(begin)
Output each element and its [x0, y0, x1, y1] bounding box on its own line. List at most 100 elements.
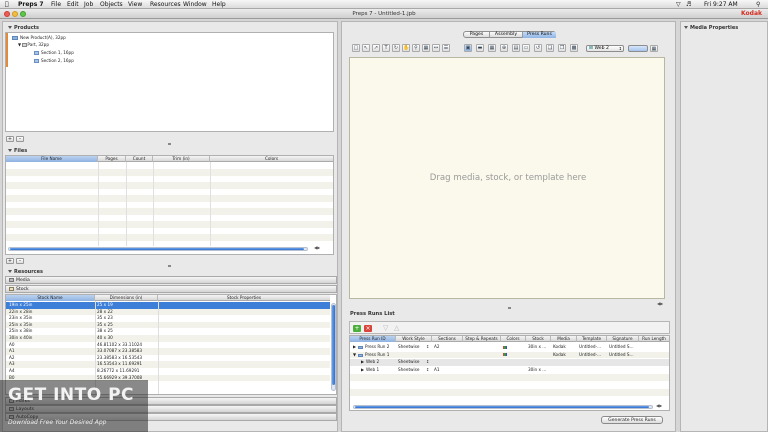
scroll-thumb[interactable] [355, 406, 649, 408]
col-pages[interactable]: Pages [98, 156, 126, 162]
col-step-repeats[interactable]: Step & Repeats [463, 336, 501, 342]
zoom-tool-icon[interactable]: ⚲ [412, 44, 420, 52]
apple-icon[interactable]:  [5, 0, 9, 9]
tab-pages[interactable]: Pages [464, 32, 490, 38]
search-icon[interactable]: ⚲ [756, 0, 760, 9]
menu-app-name[interactable]: Preps 7 [18, 0, 44, 9]
col-press-run-id[interactable]: Press Run ID [350, 336, 396, 342]
table-row[interactable]: ▼ Press Run 1 Kodak Untitled-... Untitle… [350, 351, 669, 359]
wifi-icon[interactable]: ▽ [676, 0, 681, 9]
products-header[interactable]: Products [8, 25, 39, 31]
col-stock-properties[interactable]: Stock Properties [158, 295, 330, 301]
thumbnails-icon[interactable]: ▦ [650, 45, 658, 52]
scroll-arrows-icon[interactable]: ◀▶ [314, 245, 320, 250]
splitter-handle[interactable] [168, 265, 171, 267]
tree-item-section-2[interactable]: Section 2, 16pp [34, 58, 74, 65]
table-row[interactable]: A1 33.07087 x 23.38583 [6, 348, 330, 355]
col-count[interactable]: Count [126, 156, 153, 162]
tree-item-part[interactable]: ▼ Part, 32pp [18, 42, 49, 49]
stock-vertical-scrollbar[interactable] [331, 303, 336, 391]
text-tool-icon[interactable]: T [382, 44, 390, 52]
files-header[interactable]: Files [8, 148, 27, 154]
resources-header[interactable]: Resources [8, 269, 43, 275]
table-row[interactable]: ▶ Press Run 2 Sheetwise ↕ A2 30in x ... … [350, 344, 669, 351]
zoom-window-button[interactable] [20, 11, 26, 17]
scroll-thumb[interactable] [332, 305, 335, 385]
add-file-button[interactable]: + [6, 258, 14, 264]
align-tool-icon[interactable]: ☰ [442, 44, 450, 52]
fit-tool-icon[interactable]: ▦ [422, 44, 430, 52]
table-row[interactable]: A0 46.81102 x 33.11024 [6, 342, 330, 349]
media-properties-header[interactable]: Media Properties [684, 25, 738, 31]
expand-triangle-icon[interactable]: ▼ [353, 352, 356, 359]
tree-item-section-1[interactable]: Section 1, 16pp [34, 50, 74, 57]
table-row[interactable]: A4 8.26772 x 11.69291 [6, 368, 330, 375]
table-row[interactable]: ▶ Web 2 Sheetwise ↕ [350, 359, 669, 366]
col-template[interactable]: Template [577, 336, 607, 342]
delete-press-run-icon[interactable]: × [364, 325, 372, 332]
add-product-button[interactable]: + [6, 136, 14, 142]
scroll-thumb[interactable] [10, 248, 304, 250]
media-tab[interactable]: Media [5, 276, 337, 284]
stepper-icon[interactable]: ↕ [426, 367, 429, 374]
menu-clock[interactable]: Fri 9:27 AM [704, 0, 738, 9]
select-tool-icon[interactable]: □ [352, 44, 360, 52]
zoom-slider[interactable] [628, 45, 648, 52]
col-stock[interactable]: Stock [526, 336, 551, 342]
col-work-style[interactable]: Work Style [396, 336, 432, 342]
stack-icon[interactable]: ▩ [570, 44, 578, 52]
menu-file[interactable]: File [51, 0, 61, 9]
press-run-canvas[interactable]: Drag media, stock, or template here [349, 57, 665, 299]
remove-product-button[interactable]: – [16, 136, 24, 142]
table-row[interactable]: 23in x 35in 35 x 23 [6, 315, 330, 322]
table-row[interactable]: 22in x 28in 28 x 22 [6, 308, 330, 316]
files-horizontal-scrollbar[interactable] [8, 247, 308, 251]
copy-icon[interactable]: ❏ [546, 44, 554, 52]
measure-tool-icon[interactable]: ↔ [432, 44, 440, 52]
press-runs-horizontal-scrollbar[interactable] [353, 405, 653, 409]
minimize-window-button[interactable] [12, 11, 18, 17]
tree-item-product[interactable]: New Product(A), 32pp [12, 35, 66, 42]
grid-view-icon[interactable]: ▦ [488, 44, 496, 52]
generate-press-runs-button[interactable]: Generate Press Runs [601, 416, 663, 424]
subselect-tool-icon[interactable]: ↗ [372, 44, 380, 52]
col-file-name[interactable]: File Name [6, 156, 98, 162]
sheet-view-icon[interactable]: ▬ [476, 44, 484, 52]
menu-objects[interactable]: Objects [100, 0, 123, 9]
splitter-handle[interactable] [168, 143, 171, 145]
menu-resources[interactable]: Resources [150, 0, 181, 9]
col-signature[interactable]: Signature [607, 336, 639, 342]
menu-edit[interactable]: Edit [67, 0, 79, 9]
close-window-button[interactable] [4, 11, 10, 17]
canvas-scroll-arrows-icon[interactable]: ◀▶ [657, 301, 663, 306]
refresh-icon[interactable]: ↺ [534, 44, 542, 52]
remove-file-button[interactable]: – [16, 258, 24, 264]
tab-assembly[interactable]: Assembly [490, 32, 523, 38]
disclosure-triangle-icon[interactable]: ▶ [361, 359, 364, 366]
signature-icon[interactable]: ▤ [512, 44, 520, 52]
scroll-arrows-icon[interactable]: ◀▶ [656, 403, 662, 408]
splitter-handle[interactable] [508, 307, 511, 309]
disclosure-triangle-icon[interactable]: ▶ [353, 344, 356, 351]
table-row[interactable]: 25in x 35in 35 x 25 [6, 321, 330, 329]
col-colors[interactable]: Colors [210, 156, 333, 162]
col-trim[interactable]: Trim (in) [153, 156, 210, 162]
col-dimensions[interactable]: Dimensions (in) [95, 295, 158, 301]
disclosure-triangle-icon[interactable]: ▶ [361, 367, 364, 374]
menu-job[interactable]: Job [84, 0, 93, 9]
col-sections[interactable]: Sections [432, 336, 463, 342]
stepper-icon[interactable]: ↕ [426, 359, 429, 366]
add-press-run-icon[interactable]: + [353, 325, 361, 332]
layout-view-icon[interactable]: ▣ [464, 44, 472, 52]
table-row[interactable]: A2 23.38583 x 16.53543 [6, 355, 330, 362]
files-table[interactable]: File Name Pages Count Trim (in) Colors ◀… [5, 155, 334, 255]
hand-tool-icon[interactable]: ✋ [402, 44, 410, 52]
menu-view[interactable]: View [128, 0, 142, 9]
expand-triangle-icon[interactable]: ▼ [18, 42, 21, 47]
table-row[interactable]: A3 16.53543 x 11.69291 [6, 361, 330, 368]
move-down-icon[interactable]: ▽ [383, 324, 388, 332]
col-stock-name[interactable]: Stock Name [6, 295, 95, 301]
volume-icon[interactable]: ♬ [686, 0, 691, 9]
table-row[interactable]: ▶ Web 1 Sheetwise ↕ A1 30in x ... [350, 367, 669, 374]
move-up-icon[interactable]: △ [394, 324, 399, 332]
(end)
Task directions
Rewrite the lines above as a numbered list, from the line containing "scroll-thumb[interactable] [355, 406, 649, 408]" down to the line containing "text-tool-icon[interactable]: T [382, 44, 390, 52]", with both of those lines included. Leave out any blank lines.

Full response
1. scroll-thumb[interactable] [355, 406, 649, 408]
2. col-pages[interactable]: Pages [98, 156, 126, 162]
3. col-step-repeats[interactable]: Step & Repeats [463, 336, 501, 342]
4. zoom-tool-icon[interactable]: ⚲ [412, 44, 420, 52]
5. apple-icon[interactable]:  [5, 0, 9, 9]
6. tab-pages[interactable]: Pages [464, 32, 490, 38]
7. search-icon[interactable]: ⚲ [756, 0, 760, 9]
8. menu-app-name[interactable]: Preps 7 [18, 0, 44, 9]
9. col-press-run-id[interactable]: Press Run ID [350, 336, 396, 342]
10. table-row[interactable]: ▼ Press Run 1 Kodak Untitled-... Untitle… [350, 351, 669, 359]
11. wifi-icon[interactable]: ▽ [676, 0, 681, 9]
12. products-header[interactable]: Products [8, 25, 39, 31]
13. col-stock-properties[interactable]: Stock Properties [158, 295, 330, 301]
14. thumbnails-icon[interactable]: ▦ [650, 45, 658, 52]
15. scroll-arrows-icon[interactable]: ◀▶ [314, 245, 320, 250]
16. splitter-handle[interactable] [168, 265, 171, 267]
17. tree-item-section-2[interactable]: Section 2, 16pp [34, 58, 74, 65]
18. table-row[interactable]: A1 33.07087 x 23.38583 [6, 348, 330, 355]
19. col-count[interactable]: Count [126, 156, 153, 162]
20. tree-item-part[interactable]: ▼ Part, 32pp [18, 42, 49, 49]
21. stock-vertical-scrollbar[interactable] [331, 303, 336, 391]
22. text-tool-icon[interactable]: T [382, 44, 390, 52]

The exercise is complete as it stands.